━━ DATASET ROWS

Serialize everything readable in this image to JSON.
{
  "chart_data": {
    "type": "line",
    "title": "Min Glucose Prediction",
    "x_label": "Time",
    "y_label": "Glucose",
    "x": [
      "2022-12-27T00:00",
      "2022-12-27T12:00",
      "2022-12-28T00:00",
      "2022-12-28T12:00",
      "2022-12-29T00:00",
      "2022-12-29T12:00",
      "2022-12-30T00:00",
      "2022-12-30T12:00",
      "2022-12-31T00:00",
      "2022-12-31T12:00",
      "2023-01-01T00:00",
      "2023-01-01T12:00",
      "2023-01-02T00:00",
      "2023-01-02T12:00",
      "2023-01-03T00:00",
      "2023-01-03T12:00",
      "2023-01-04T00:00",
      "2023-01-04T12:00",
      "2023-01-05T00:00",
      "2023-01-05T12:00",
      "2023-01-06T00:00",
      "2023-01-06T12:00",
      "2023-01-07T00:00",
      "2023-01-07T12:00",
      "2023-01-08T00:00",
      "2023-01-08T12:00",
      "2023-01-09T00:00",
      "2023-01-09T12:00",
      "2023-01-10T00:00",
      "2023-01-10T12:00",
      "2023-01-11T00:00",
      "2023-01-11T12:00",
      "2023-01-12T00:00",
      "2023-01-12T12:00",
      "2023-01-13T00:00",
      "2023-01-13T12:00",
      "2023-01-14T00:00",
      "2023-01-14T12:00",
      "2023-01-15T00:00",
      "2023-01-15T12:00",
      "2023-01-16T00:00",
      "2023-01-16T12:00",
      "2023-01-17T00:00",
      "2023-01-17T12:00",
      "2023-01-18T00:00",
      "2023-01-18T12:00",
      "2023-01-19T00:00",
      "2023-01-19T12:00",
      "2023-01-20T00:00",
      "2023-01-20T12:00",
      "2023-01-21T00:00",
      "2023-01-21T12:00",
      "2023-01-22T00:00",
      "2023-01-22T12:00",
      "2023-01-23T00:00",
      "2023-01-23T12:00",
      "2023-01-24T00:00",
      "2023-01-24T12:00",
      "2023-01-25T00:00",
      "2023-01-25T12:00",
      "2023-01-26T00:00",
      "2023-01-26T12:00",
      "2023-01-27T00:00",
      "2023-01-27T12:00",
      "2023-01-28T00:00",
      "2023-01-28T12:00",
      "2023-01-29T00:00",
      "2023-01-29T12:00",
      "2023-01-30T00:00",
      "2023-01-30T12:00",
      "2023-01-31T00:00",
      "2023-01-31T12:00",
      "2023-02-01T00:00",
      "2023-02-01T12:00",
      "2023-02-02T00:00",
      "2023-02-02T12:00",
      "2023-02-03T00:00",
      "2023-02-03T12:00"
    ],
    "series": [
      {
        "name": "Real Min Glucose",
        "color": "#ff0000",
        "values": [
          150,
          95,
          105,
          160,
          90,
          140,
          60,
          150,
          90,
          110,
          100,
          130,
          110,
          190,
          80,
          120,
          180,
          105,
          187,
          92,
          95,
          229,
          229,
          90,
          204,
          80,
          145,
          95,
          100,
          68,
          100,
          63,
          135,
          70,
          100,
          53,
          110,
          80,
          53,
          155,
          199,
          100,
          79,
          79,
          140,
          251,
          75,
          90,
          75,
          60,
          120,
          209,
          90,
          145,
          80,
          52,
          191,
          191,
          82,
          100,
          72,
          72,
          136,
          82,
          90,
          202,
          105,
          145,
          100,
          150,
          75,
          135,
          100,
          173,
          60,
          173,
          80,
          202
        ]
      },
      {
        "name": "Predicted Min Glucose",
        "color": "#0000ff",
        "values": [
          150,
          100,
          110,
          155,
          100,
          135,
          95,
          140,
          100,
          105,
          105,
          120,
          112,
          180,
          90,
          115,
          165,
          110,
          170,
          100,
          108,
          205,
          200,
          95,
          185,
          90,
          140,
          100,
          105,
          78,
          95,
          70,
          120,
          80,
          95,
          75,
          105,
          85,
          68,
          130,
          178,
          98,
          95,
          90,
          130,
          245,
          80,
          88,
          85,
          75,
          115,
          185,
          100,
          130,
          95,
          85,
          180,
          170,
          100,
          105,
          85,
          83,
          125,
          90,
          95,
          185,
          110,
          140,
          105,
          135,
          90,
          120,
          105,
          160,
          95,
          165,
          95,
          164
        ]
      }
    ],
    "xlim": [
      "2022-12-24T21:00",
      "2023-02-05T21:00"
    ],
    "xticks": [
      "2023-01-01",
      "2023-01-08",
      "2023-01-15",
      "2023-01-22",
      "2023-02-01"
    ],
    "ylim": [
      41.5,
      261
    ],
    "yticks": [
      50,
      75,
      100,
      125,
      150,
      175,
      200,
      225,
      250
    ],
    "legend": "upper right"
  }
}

━━━━

From the data, list each line in which the string "name" appears.

        "name": "Real Min Glucose",
        "name": "Predicted Min Glucose",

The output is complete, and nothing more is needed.